## What is needed
Select every line holding the word "Patch" and copy it.

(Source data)
· · · · · · ·

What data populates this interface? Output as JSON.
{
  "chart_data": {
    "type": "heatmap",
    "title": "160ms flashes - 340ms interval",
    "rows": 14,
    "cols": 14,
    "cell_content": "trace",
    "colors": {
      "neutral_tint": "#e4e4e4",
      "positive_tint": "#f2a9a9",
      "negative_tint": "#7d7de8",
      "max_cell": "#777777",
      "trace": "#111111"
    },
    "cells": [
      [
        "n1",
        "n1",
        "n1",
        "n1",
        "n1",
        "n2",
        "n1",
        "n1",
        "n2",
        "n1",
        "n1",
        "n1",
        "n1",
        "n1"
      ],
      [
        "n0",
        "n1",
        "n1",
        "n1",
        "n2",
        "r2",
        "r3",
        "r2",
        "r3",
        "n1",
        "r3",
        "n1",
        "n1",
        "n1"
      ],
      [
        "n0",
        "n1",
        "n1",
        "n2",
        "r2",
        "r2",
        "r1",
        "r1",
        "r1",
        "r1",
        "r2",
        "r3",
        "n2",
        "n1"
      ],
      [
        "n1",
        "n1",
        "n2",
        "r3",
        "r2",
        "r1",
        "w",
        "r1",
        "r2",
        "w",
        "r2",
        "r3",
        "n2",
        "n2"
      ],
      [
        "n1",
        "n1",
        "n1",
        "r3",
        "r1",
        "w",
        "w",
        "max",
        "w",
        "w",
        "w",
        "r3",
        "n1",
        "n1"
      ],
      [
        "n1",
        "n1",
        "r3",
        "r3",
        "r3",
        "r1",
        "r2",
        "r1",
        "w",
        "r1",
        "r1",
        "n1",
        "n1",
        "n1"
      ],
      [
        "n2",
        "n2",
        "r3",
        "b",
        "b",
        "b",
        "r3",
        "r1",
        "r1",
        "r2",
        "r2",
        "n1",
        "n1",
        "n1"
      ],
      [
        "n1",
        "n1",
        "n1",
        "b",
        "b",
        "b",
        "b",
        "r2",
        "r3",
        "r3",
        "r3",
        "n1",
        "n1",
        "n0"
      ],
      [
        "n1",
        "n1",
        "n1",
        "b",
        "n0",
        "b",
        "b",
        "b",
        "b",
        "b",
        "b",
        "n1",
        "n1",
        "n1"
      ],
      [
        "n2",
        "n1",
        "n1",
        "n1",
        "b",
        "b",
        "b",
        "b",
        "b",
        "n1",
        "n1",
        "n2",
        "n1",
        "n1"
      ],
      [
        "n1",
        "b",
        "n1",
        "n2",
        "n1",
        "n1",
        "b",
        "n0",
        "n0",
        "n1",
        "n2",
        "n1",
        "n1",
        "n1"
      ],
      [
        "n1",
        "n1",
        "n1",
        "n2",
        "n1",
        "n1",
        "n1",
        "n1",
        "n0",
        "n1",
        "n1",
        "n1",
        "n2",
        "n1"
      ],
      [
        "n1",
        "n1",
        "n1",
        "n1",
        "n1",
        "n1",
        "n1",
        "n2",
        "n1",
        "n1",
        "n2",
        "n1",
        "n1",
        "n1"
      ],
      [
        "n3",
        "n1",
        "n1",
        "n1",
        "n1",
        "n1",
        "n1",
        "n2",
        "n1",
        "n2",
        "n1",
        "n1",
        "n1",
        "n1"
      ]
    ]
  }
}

· · · · · · ·

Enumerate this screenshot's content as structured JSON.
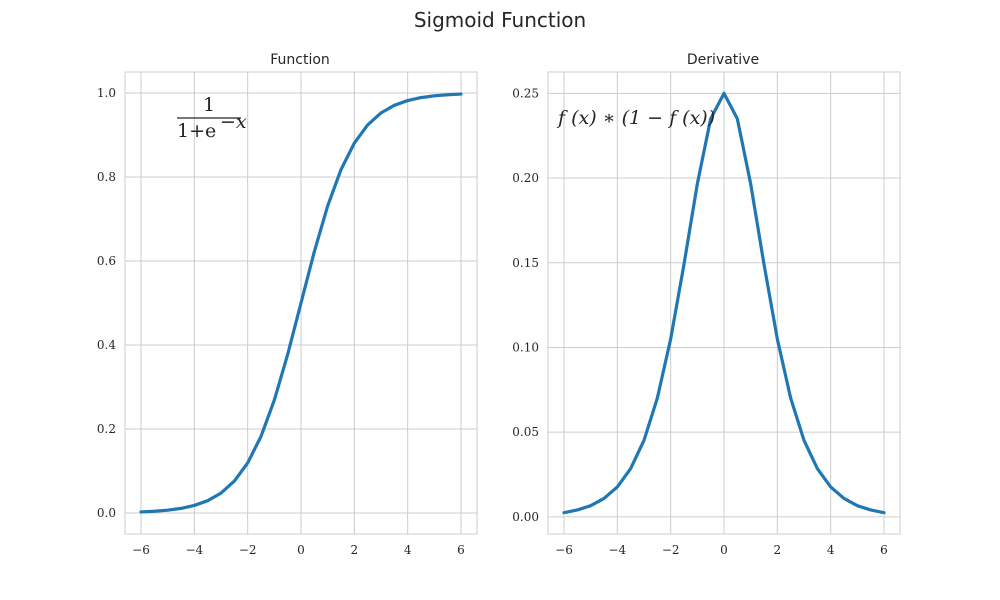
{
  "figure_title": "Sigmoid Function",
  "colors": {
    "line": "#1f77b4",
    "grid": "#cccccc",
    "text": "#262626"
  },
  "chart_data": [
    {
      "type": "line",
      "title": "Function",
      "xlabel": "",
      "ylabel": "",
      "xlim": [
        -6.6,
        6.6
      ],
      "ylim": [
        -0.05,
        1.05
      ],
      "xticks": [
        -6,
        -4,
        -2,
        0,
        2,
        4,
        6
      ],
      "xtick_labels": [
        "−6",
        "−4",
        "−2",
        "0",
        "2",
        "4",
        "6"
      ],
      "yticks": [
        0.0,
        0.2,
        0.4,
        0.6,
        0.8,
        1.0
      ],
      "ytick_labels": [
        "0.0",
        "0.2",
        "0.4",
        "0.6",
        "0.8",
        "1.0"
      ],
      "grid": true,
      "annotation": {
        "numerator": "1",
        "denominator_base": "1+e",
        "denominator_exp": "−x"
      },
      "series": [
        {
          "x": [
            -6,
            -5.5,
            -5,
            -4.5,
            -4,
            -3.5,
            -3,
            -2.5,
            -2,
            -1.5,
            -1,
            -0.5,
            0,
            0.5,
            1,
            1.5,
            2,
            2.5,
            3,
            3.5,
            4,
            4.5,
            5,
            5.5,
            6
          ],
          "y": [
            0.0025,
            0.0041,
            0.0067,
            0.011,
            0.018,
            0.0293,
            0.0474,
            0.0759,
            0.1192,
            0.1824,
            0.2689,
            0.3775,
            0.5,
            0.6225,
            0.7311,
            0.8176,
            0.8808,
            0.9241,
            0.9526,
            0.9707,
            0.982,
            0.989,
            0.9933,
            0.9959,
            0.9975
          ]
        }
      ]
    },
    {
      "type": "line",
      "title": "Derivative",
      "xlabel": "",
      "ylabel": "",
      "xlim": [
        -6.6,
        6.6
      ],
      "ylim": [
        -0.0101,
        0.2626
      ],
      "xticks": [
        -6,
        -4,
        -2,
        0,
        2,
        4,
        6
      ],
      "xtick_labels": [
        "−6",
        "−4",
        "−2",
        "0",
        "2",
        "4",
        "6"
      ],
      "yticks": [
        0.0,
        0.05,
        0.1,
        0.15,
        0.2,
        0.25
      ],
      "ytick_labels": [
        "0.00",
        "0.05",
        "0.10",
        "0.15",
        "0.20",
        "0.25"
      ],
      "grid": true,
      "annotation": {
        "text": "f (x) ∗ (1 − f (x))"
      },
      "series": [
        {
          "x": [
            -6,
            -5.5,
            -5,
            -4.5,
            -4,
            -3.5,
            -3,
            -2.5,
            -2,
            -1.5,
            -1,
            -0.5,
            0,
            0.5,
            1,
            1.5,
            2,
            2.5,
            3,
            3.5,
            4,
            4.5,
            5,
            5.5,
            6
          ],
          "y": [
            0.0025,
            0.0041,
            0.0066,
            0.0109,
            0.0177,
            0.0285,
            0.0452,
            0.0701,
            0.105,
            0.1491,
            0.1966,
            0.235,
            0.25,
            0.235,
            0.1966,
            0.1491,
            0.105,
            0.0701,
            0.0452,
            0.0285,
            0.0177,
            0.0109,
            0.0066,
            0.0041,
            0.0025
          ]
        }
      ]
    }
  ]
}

· · · · · · ·

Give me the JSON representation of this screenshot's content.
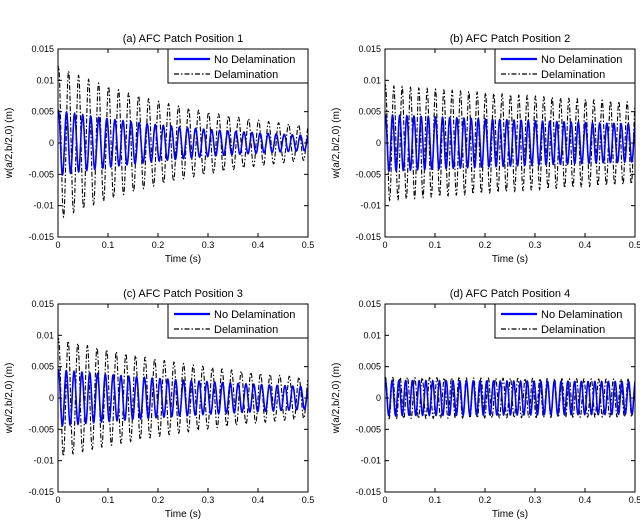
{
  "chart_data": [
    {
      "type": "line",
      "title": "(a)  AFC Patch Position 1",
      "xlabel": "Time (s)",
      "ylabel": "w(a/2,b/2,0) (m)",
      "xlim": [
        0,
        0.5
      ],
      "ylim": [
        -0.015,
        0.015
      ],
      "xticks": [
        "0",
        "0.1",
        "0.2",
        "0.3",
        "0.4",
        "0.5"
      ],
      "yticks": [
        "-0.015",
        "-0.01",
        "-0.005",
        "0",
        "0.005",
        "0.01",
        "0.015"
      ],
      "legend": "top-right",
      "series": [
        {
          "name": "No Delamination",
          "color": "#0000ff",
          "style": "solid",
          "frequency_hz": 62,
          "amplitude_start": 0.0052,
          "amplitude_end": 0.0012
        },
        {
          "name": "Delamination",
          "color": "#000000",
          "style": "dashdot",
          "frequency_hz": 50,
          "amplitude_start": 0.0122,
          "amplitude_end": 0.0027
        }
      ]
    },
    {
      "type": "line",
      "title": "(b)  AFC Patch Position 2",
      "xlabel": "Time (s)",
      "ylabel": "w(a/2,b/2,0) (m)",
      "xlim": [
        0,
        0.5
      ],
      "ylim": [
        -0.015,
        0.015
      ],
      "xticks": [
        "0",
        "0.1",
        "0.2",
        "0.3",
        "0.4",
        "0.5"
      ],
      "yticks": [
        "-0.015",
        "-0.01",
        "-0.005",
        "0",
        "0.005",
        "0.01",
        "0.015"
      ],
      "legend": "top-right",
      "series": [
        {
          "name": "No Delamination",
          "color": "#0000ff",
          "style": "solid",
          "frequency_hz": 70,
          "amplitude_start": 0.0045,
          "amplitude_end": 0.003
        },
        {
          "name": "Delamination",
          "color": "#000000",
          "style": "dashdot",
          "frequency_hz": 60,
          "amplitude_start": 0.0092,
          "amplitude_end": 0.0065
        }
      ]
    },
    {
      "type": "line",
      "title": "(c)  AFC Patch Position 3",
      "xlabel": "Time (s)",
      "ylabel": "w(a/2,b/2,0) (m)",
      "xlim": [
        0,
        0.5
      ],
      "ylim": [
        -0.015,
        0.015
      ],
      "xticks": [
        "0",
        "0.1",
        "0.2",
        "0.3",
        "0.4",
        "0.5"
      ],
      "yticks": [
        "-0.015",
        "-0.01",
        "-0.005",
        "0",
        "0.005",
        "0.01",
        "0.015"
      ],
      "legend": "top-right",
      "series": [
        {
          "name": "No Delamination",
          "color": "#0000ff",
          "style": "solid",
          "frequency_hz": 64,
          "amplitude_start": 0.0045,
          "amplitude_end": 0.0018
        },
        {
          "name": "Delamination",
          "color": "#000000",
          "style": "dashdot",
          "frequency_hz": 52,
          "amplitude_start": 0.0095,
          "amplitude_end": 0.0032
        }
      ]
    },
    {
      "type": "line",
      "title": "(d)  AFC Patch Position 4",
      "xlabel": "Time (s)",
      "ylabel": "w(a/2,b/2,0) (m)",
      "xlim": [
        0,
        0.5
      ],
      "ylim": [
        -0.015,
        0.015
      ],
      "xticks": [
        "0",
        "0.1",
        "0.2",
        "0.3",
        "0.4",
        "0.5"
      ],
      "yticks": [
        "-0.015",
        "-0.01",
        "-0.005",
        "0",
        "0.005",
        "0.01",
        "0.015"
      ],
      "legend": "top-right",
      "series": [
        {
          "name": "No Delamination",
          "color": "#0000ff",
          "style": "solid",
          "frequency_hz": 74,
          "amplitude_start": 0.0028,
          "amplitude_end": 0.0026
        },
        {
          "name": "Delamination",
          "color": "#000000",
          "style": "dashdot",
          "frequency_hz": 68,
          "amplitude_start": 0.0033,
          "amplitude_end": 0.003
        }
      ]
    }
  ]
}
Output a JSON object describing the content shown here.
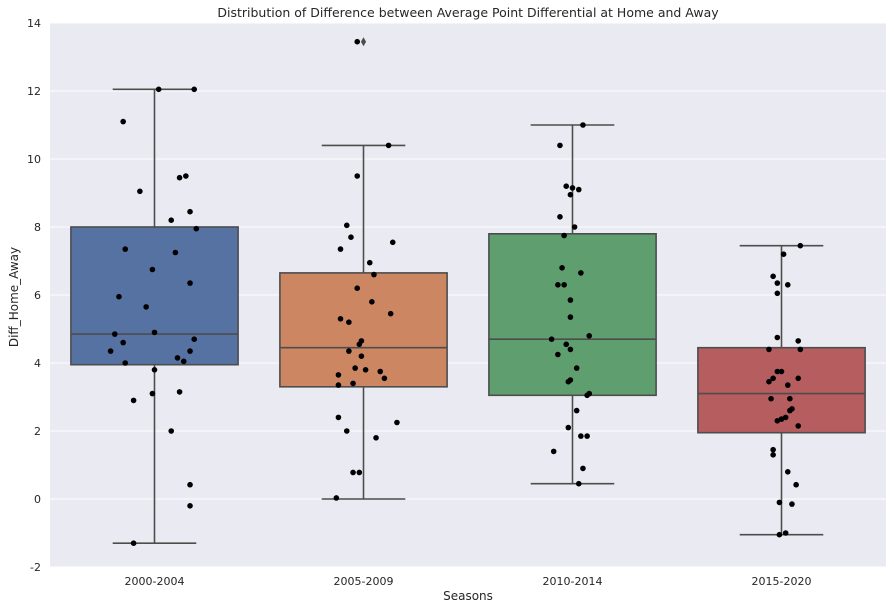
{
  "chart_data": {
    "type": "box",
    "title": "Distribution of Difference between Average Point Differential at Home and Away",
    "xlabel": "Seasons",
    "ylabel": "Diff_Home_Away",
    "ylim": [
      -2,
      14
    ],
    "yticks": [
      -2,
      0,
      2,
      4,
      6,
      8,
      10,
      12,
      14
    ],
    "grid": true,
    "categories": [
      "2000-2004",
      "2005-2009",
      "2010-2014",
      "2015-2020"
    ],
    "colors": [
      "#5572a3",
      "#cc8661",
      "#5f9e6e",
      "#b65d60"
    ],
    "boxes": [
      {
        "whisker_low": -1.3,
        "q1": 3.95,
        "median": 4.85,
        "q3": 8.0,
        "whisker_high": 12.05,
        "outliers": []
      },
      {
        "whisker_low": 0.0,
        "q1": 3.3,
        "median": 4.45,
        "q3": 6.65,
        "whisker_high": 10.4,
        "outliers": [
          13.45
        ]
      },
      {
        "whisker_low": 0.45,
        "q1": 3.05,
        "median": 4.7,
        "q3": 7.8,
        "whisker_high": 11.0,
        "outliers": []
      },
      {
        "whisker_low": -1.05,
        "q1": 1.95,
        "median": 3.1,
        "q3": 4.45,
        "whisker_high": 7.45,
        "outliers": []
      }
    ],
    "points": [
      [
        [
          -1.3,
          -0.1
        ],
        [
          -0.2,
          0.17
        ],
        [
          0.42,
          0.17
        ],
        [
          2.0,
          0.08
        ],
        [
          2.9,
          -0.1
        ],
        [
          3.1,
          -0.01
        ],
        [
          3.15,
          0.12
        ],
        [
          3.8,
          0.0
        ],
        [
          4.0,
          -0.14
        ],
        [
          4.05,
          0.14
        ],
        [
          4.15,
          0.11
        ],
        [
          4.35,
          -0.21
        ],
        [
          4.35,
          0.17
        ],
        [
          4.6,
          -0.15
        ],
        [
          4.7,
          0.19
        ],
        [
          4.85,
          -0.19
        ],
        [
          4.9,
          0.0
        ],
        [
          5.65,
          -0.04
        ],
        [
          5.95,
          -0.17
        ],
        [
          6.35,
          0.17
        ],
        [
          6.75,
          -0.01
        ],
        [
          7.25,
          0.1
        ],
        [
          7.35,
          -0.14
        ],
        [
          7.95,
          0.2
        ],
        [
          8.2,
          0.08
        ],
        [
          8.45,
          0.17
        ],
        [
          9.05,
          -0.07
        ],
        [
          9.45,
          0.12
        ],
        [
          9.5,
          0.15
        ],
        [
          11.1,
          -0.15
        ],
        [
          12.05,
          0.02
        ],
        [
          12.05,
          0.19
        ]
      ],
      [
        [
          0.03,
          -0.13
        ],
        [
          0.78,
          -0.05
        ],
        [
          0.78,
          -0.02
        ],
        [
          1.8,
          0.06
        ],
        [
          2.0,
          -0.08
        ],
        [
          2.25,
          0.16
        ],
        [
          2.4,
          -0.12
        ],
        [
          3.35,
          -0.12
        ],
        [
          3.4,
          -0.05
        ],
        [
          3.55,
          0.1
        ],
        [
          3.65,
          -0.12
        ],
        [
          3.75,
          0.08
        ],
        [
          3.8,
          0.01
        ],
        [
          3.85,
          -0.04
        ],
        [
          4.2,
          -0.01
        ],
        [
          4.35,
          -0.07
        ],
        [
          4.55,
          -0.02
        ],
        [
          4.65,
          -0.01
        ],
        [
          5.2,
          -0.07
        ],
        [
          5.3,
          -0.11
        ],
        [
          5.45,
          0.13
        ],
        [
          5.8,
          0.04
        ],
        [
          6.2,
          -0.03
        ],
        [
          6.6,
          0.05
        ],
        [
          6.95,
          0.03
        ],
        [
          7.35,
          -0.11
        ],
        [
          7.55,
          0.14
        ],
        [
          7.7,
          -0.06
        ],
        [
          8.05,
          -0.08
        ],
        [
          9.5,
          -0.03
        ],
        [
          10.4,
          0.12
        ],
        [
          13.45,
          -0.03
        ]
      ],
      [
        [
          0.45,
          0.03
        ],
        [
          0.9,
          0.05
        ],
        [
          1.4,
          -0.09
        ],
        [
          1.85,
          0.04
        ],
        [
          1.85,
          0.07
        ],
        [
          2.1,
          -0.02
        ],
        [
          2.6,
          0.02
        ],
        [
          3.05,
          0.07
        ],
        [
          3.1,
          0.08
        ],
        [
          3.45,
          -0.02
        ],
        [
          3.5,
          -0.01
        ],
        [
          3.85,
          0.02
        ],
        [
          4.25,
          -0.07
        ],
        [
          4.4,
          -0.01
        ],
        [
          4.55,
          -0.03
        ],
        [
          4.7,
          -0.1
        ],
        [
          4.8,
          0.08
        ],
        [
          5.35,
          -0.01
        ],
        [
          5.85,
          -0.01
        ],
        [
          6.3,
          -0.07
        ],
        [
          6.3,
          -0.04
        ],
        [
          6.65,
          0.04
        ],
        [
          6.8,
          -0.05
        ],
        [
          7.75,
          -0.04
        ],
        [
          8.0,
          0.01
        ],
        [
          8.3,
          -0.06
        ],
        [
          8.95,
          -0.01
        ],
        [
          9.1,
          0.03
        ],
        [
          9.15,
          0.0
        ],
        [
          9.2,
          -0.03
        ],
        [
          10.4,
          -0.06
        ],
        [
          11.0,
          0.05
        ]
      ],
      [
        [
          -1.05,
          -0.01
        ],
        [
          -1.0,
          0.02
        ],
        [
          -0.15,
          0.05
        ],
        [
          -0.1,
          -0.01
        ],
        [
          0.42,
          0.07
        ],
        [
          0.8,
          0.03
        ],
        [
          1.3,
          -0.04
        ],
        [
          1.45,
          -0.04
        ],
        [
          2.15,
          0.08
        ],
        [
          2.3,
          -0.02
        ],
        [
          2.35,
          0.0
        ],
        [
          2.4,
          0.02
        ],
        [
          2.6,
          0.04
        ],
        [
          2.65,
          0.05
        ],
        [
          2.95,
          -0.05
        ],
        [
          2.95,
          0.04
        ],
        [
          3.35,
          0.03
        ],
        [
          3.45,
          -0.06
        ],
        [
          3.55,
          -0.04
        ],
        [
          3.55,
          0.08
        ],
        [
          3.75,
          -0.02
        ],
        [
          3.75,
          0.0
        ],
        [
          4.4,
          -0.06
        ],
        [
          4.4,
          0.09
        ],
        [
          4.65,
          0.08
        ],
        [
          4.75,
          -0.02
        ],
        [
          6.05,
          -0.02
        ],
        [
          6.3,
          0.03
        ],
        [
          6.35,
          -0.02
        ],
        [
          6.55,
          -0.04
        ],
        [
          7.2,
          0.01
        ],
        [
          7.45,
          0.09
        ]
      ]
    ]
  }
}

· · · · · · ·

## Reply
      "title": "(a)  AFC Patch Position 1",
      "title": "(b)  AFC Patch Position 2",
      "title": "(c)  AFC Patch Position 3",
      "title": "(d)  AFC Patch Position 4",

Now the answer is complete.